[Rows from a dataset]
—————
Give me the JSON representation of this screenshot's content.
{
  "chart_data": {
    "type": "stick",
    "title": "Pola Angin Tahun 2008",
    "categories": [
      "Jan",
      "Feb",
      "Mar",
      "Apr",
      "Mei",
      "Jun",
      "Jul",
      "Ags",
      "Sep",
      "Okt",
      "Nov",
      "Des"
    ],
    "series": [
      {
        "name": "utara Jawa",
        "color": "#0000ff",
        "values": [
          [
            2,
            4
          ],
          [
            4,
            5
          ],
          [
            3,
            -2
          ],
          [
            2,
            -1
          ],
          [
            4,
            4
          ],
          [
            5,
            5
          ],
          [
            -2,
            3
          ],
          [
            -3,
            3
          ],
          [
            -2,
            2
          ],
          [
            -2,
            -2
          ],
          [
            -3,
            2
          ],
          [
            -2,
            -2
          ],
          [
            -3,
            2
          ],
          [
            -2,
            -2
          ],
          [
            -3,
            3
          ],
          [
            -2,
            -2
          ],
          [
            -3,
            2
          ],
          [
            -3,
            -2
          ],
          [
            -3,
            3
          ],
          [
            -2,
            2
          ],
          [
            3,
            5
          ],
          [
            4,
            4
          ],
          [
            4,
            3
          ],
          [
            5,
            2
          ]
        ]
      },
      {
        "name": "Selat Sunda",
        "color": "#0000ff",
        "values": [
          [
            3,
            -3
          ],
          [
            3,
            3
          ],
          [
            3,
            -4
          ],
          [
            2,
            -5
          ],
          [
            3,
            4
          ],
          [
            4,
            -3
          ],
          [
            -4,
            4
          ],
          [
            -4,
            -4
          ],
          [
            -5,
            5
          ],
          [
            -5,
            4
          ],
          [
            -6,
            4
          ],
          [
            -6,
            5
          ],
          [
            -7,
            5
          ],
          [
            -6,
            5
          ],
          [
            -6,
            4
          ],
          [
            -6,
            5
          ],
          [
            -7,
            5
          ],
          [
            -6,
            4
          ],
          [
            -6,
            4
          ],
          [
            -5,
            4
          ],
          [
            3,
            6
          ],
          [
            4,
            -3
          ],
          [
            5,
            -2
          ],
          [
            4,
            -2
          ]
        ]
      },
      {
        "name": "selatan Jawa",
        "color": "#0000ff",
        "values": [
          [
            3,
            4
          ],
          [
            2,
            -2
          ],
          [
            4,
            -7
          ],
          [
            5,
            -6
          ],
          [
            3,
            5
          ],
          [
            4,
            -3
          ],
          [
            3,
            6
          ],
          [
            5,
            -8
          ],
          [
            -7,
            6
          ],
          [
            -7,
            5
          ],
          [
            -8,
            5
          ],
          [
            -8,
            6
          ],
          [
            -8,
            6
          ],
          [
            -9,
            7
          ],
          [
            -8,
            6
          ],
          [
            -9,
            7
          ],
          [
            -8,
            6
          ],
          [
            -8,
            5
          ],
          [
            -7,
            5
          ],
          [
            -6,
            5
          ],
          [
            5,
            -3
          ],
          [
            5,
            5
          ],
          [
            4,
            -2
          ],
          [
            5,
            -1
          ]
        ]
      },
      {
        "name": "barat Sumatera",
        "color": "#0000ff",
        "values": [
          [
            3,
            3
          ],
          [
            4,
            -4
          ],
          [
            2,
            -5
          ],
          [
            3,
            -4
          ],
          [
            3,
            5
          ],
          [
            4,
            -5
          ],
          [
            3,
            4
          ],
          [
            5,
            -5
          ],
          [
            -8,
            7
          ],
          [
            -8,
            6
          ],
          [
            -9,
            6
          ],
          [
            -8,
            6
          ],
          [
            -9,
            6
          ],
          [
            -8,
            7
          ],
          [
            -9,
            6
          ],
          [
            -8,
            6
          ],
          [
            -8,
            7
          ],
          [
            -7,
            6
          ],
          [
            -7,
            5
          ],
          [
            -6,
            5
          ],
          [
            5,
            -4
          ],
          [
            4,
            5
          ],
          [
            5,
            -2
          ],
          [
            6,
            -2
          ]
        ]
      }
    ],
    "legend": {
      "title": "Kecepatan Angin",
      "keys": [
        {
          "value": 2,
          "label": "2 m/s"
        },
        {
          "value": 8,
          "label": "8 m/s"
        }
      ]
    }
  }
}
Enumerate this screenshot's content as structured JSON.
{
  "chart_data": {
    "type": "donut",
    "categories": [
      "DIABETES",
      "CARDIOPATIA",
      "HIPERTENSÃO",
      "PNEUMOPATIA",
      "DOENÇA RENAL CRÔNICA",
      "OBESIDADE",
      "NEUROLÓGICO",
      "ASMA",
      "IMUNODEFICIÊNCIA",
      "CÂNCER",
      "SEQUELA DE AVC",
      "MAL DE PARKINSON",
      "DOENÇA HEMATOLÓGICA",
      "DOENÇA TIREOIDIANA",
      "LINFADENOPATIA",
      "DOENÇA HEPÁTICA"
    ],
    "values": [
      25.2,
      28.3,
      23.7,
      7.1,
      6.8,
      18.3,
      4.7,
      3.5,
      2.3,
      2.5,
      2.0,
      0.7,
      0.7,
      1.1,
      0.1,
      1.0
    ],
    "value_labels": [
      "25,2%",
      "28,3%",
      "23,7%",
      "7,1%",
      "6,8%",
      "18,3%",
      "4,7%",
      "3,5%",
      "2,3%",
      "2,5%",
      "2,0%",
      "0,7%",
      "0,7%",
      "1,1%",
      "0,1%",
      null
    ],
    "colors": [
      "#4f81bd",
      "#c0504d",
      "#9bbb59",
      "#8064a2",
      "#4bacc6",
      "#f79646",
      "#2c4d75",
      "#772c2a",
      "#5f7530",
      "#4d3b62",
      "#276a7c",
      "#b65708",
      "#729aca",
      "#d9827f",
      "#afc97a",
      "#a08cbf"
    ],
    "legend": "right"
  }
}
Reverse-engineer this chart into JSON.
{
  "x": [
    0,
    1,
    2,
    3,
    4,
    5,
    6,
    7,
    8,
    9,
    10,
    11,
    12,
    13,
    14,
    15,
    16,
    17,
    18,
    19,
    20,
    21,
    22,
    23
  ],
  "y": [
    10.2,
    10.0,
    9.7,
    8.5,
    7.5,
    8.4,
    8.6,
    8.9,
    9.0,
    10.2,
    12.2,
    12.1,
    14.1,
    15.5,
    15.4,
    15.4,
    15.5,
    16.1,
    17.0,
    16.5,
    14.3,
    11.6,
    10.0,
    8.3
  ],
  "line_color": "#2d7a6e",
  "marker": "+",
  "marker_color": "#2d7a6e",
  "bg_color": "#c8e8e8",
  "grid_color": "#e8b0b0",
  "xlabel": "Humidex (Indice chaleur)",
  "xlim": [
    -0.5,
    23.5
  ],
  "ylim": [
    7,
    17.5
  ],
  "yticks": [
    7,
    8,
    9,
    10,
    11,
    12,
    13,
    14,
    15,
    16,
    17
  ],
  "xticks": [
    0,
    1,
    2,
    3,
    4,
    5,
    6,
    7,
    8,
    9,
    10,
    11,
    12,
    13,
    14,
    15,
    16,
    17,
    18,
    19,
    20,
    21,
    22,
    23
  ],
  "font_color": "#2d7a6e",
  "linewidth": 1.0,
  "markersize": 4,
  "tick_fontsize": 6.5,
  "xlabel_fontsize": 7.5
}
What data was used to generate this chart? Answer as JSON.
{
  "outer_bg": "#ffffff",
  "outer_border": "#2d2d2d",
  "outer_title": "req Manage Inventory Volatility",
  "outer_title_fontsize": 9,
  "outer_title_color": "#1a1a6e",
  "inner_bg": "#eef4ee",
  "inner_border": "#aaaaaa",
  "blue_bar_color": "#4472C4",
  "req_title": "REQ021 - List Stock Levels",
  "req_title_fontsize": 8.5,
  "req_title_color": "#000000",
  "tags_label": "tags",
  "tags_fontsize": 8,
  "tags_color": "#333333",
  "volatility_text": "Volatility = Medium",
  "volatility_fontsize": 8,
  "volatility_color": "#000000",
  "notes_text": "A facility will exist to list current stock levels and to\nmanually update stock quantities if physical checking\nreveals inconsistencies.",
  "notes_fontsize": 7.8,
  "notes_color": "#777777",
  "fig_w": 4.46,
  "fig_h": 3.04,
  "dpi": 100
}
—————
● What this task involves
Find the word "DOENÇA" in the data and copy out each line where it turns up.

● The solution
      "DOENÇA RENAL CRÔNICA",
      "DOENÇA HEMATOLÓGICA",
      "DOENÇA TIREOIDIANA",
      "DOENÇA HEPÁTICA"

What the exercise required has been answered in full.